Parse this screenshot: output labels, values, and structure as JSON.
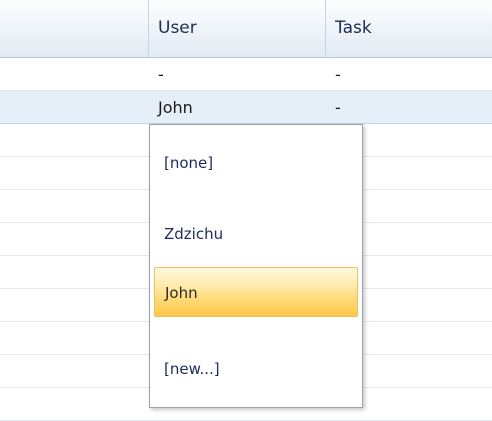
{
  "grid": {
    "columns": [
      "",
      "User",
      "Task"
    ],
    "rows": [
      {
        "c0": "",
        "user": "-",
        "task": "-",
        "selected": false
      },
      {
        "c0": "",
        "user": "John",
        "task": "-",
        "selected": true
      },
      {
        "c0": "",
        "user": "",
        "task": "",
        "selected": false
      },
      {
        "c0": "",
        "user": "",
        "task": "",
        "selected": false
      },
      {
        "c0": "",
        "user": "",
        "task": "",
        "selected": false
      },
      {
        "c0": "",
        "user": "",
        "task": "",
        "selected": false
      },
      {
        "c0": "",
        "user": "",
        "task": "",
        "selected": false
      },
      {
        "c0": "",
        "user": "",
        "task": "",
        "selected": false
      },
      {
        "c0": "",
        "user": "",
        "task": "",
        "selected": false
      },
      {
        "c0": "",
        "user": "",
        "task": "",
        "selected": false
      },
      {
        "c0": "",
        "user": "-",
        "task": "-",
        "selected": false
      }
    ]
  },
  "dropdown": {
    "options": [
      {
        "label": "[none]",
        "active": false
      },
      {
        "label": "Zdzichu",
        "active": false
      },
      {
        "label": "John",
        "active": true
      },
      {
        "label": "[new...]",
        "active": false
      }
    ],
    "highlight_color": "#ffd770"
  }
}
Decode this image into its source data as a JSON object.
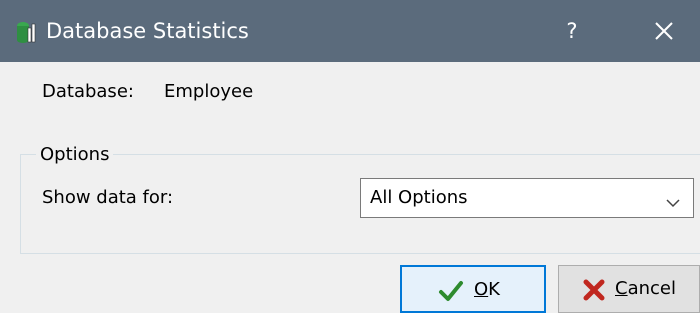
{
  "window": {
    "title": "Database Statistics",
    "help_label": "?",
    "icon": "database-stats-icon",
    "titlebar_color": "#5b6b7c"
  },
  "database": {
    "label": "Database:",
    "value": "Employee"
  },
  "options": {
    "group_label": "Options",
    "show_label": "Show data for:",
    "selected": "All Options"
  },
  "buttons": {
    "ok": {
      "mnemonic": "O",
      "rest": "K",
      "icon": "checkmark-icon"
    },
    "cancel": {
      "mnemonic": "C",
      "rest": "ancel",
      "icon": "cross-icon"
    }
  }
}
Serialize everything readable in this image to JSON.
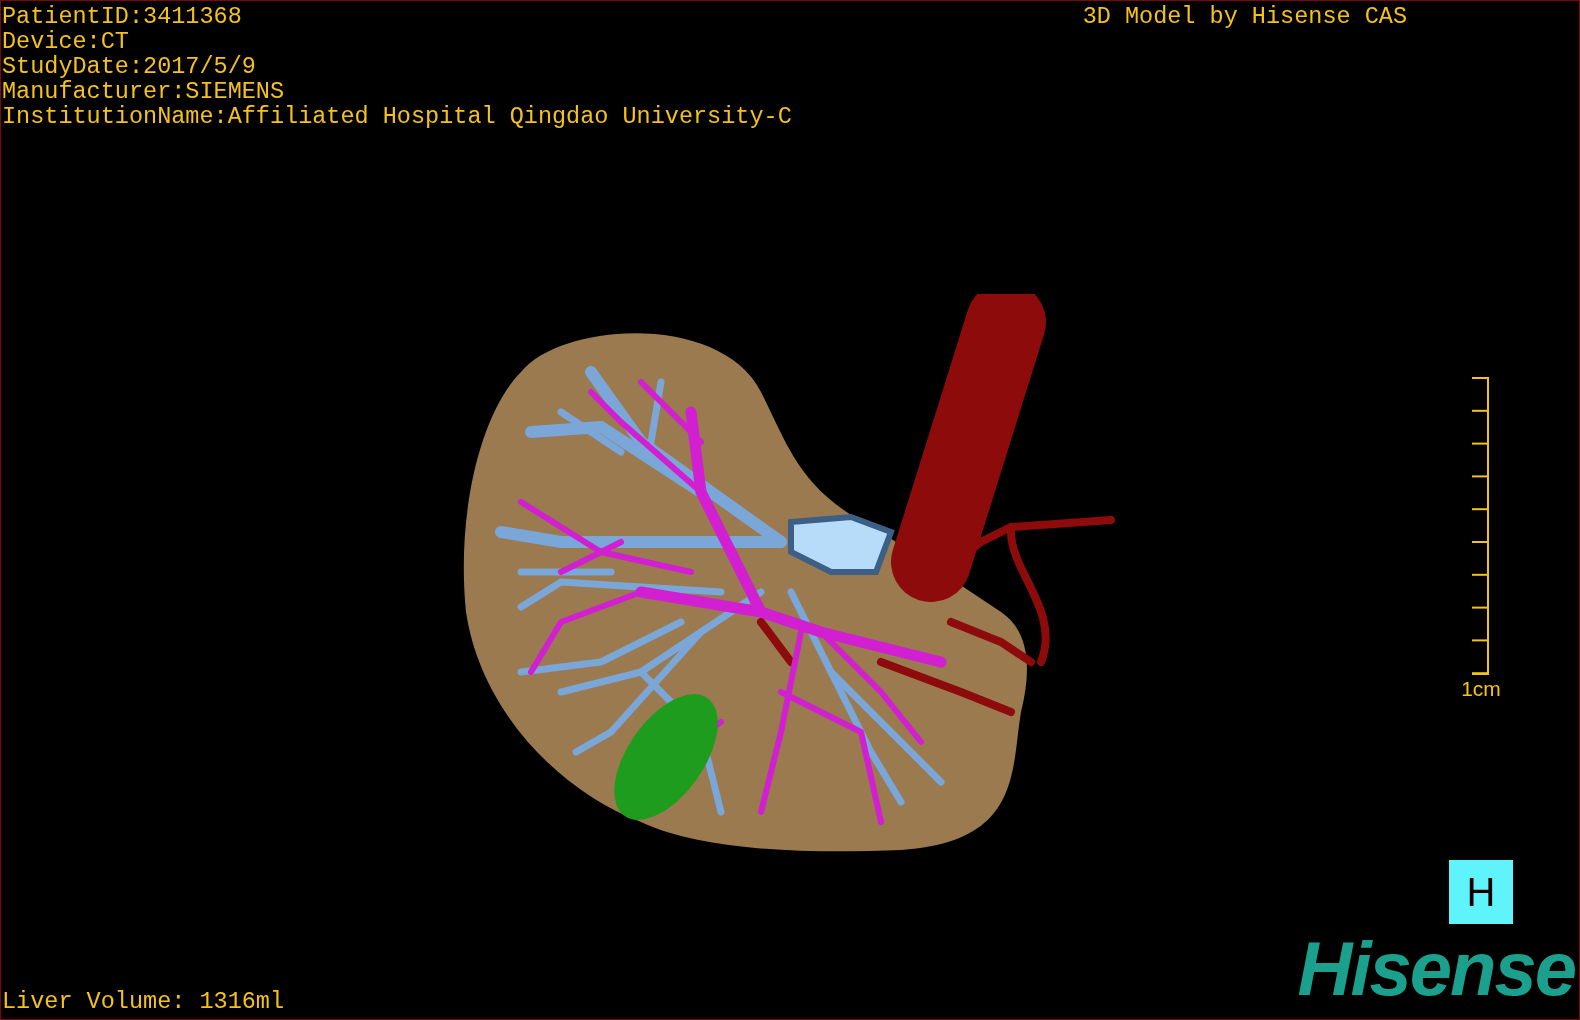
{
  "viewport": {
    "patient_info": [
      "PatientID:3411368",
      "Device:CT",
      "StudyDate:2017/5/9",
      "Manufacturer:SIEMENS",
      "InstitutionName:Affiliated Hospital Qingdao University-C"
    ],
    "title": "3D Model by Hisense CAS",
    "scale_bar": {
      "label": "1cm"
    },
    "orientation_marker": {
      "label": "H"
    },
    "liver_volume": "Liver Volume: 1316ml",
    "logo": "Hisense"
  }
}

REQUIRED TASK:
Print each line of the material above exactly, with the pictures removed from your copy.

TASK ANSWER:
Parse this screenshot: output labels, values, and structure as JSON.
{
  "grid": {
    "columns": [
      "",
      "User",
      "Task"
    ],
    "rows": [
      {
        "c0": "",
        "user": "-",
        "task": "-",
        "selected": false
      },
      {
        "c0": "",
        "user": "John",
        "task": "-",
        "selected": true
      },
      {
        "c0": "",
        "user": "",
        "task": "",
        "selected": false
      },
      {
        "c0": "",
        "user": "",
        "task": "",
        "selected": false
      },
      {
        "c0": "",
        "user": "",
        "task": "",
        "selected": false
      },
      {
        "c0": "",
        "user": "",
        "task": "",
        "selected": false
      },
      {
        "c0": "",
        "user": "",
        "task": "",
        "selected": false
      },
      {
        "c0": "",
        "user": "",
        "task": "",
        "selected": false
      },
      {
        "c0": "",
        "user": "",
        "task": "",
        "selected": false
      },
      {
        "c0": "",
        "user": "",
        "task": "",
        "selected": false
      },
      {
        "c0": "",
        "user": "-",
        "task": "-",
        "selected": false
      }
    ]
  },
  "dropdown": {
    "options": [
      {
        "label": "[none]",
        "active": false
      },
      {
        "label": "Zdzichu",
        "active": false
      },
      {
        "label": "John",
        "active": true
      },
      {
        "label": "[new...]",
        "active": false
      }
    ],
    "highlight_color": "#ffd770"
  }
}
Decode this image into its source data as a JSON object.
{
  "window": {
    "title": "Database Statistics",
    "help_label": "?",
    "icon": "database-stats-icon",
    "titlebar_color": "#5b6b7c"
  },
  "database": {
    "label": "Database:",
    "value": "Employee"
  },
  "options": {
    "group_label": "Options",
    "show_label": "Show data for:",
    "selected": "All Options"
  },
  "buttons": {
    "ok": {
      "mnemonic": "O",
      "rest": "K",
      "icon": "checkmark-icon"
    },
    "cancel": {
      "mnemonic": "C",
      "rest": "ancel",
      "icon": "cross-icon"
    }
  }
}
Serialize everything readable in this image to JSON.
{
  "viewport": {
    "patient_info": [
      "PatientID:3411368",
      "Device:CT",
      "StudyDate:2017/5/9",
      "Manufacturer:SIEMENS",
      "InstitutionName:Affiliated Hospital Qingdao University-C"
    ],
    "title": "3D Model by Hisense CAS",
    "scale_bar": {
      "label": "1cm"
    },
    "orientation_marker": {
      "label": "H"
    },
    "liver_volume": "Liver Volume: 1316ml",
    "logo": "Hisense"
  }
}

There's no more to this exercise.